Reading text:
--- START ---
Sky's the limit. (Short of hiring a team of engineers to design and fab a one-off board, anyway).
I appreciate your advice. I use the machine for a variety of different tasks, and am looking to accommodate at least two high-end GPU's (1 for passthrough to virtual machines for running things like Solidworks), a number of SSD's, and as many PCIe expansion cards as possible. Many of the cards are older-gen, so could be consolidated to just a few modern lanes if I could find an external expander with sufficiently generous capacity. Here's a quick inventory of what's in the existing box:
- Mellanox Infiniband. For high-speed, low-latency networking... these days, probably replaceable with integrated NIC's, particularly if they come with RDMA.
- High-performance RAID. I've found dedicated cards offer better features, performance, capacity, resilience and reliability than any of the mobo-integrated garbage I've tried over the years. Things like BBU's/SuperCaps, seamless migration and capacity upgrades, out-of-band monitoring, etc. e.g. I've taken my existing mass storage array created on a modest ARC-1231ML 15+ years ago, through several newer generations to an ARC-1883, with many disk and capacity upgrades along the way, but it's still the same array without ever having had to reformat and restore from scratch. Incidentally I've been particularly happy with Areca's hardware, and they've even implemented some features I requested over the years (like the ability to hot-clone a replacement disk for one expected to fail soon then swap in the new one, without having to degrade the array and wait for a lengthy rebuild process that reduces your fault tolerance while hammering all member disks; as well as some other tweaks for better compatibility with tools like Hard Disk Sentinel). I notice they're finally starting to come out with controllers oriented to SSD's, like a PCI 5.0 product (https://www.areca.com.tw/products/nvme-1689-8N.html) for up to 8 x4 M.2 SSD's that boasts up to 60 GB/s, which is interesting (though the high-queue-depth random performance still doesn't match directly-plugged drives). I know software-RAID for the solid state stuff is also an option (as is just living without redundancy), but it's been convenient outsourcing the complexity.
- Slim, low-performance accessory GPU for more displays
- A few others this crowd would just laugh at me for (e.g. a PCI I/O card that includes a true parallel port, because nothing is more fun™ for hobbyist stuff and USB-based alternatives were found to have too much abstraction or latency; a SCSI adapter for an archaic piece of vintage hardware I'd love to keep installed permanently but there ain't space, and occasional one-off use stuff like a high-bandwidth digitizer).
The motherboard had 6 PCIe slots, and I've got two more provided by an external PCIe expander (after accounting for the one lost for it's own connection). If I could find some kind of expander that took a single PCIe 5.0 slot and turned it into half a dozen PCIe 3.0 slots (some full-width) I'd be set.
--- END ---
Extracted information:
--- START ---
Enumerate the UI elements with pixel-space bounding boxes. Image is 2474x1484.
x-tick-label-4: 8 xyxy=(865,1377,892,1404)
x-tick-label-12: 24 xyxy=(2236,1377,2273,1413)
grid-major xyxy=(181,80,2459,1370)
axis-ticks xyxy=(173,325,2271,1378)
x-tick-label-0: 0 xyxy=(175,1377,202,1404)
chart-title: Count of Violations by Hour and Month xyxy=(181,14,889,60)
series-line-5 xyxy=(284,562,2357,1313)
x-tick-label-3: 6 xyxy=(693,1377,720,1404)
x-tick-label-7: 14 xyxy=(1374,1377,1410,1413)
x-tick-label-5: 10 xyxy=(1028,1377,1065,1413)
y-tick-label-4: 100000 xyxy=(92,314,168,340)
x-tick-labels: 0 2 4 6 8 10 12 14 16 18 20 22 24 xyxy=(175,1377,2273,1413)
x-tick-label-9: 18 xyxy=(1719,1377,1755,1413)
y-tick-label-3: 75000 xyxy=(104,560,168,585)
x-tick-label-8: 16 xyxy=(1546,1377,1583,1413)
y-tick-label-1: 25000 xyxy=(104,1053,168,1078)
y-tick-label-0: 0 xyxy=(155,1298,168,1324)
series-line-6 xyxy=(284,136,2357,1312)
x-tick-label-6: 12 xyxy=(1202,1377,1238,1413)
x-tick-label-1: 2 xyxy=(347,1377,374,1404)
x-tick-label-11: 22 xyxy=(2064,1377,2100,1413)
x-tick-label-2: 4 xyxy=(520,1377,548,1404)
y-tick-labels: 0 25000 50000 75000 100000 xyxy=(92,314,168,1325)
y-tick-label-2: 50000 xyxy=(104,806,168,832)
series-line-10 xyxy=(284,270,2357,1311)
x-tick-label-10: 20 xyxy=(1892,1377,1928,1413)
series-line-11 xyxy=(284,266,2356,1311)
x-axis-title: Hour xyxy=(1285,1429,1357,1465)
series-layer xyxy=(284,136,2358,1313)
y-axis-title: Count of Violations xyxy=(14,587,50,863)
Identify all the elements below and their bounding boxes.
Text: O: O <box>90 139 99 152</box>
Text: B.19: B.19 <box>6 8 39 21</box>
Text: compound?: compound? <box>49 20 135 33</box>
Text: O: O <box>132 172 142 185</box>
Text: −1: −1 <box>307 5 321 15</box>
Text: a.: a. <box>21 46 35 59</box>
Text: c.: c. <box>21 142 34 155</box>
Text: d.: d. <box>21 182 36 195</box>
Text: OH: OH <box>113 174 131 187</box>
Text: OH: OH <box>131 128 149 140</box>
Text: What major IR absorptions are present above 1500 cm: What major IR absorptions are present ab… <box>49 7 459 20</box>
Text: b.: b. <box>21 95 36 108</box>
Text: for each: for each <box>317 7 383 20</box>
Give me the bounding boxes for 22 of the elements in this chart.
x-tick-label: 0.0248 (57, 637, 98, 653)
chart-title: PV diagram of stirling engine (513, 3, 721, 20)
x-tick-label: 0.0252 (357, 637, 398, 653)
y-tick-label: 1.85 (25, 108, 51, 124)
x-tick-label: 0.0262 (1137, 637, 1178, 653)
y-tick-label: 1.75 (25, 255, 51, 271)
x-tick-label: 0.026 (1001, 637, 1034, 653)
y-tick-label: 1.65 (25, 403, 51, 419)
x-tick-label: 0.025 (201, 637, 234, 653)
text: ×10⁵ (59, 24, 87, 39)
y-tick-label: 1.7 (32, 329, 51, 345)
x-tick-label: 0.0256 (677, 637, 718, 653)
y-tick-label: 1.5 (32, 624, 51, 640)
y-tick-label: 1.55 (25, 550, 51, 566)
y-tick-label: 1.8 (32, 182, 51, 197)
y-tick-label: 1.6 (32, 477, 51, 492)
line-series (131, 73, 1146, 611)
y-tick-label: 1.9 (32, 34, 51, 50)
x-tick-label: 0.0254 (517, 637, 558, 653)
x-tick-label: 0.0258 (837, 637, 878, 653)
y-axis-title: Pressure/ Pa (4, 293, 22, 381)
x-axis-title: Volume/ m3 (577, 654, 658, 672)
--- END ---
Exercise instructions:
A - Repeat the part of the workstation post from "- Slim, low-performance" up to and including "a high-bandwidth digitizer).".
B - In the workstation post, which controller was the existing mass storage array first created on?

Answers for each item:
A -
- Slim, low-performance accessory GPU for more displays
- A few others this crowd would just laugh at me for (e.g. a PCI I/O card that includes a true parallel port, because nothing is more fun™ for hobbyist stuff and USB-based alternatives were found to have too much abstraction or latency; a SCSI adapter for an archaic piece of vintage hardware I'd love to keep installed permanently but there ain't space, and occasional one-off use stuff like a high-bandwidth digitizer).

B - An ARC-1231ML.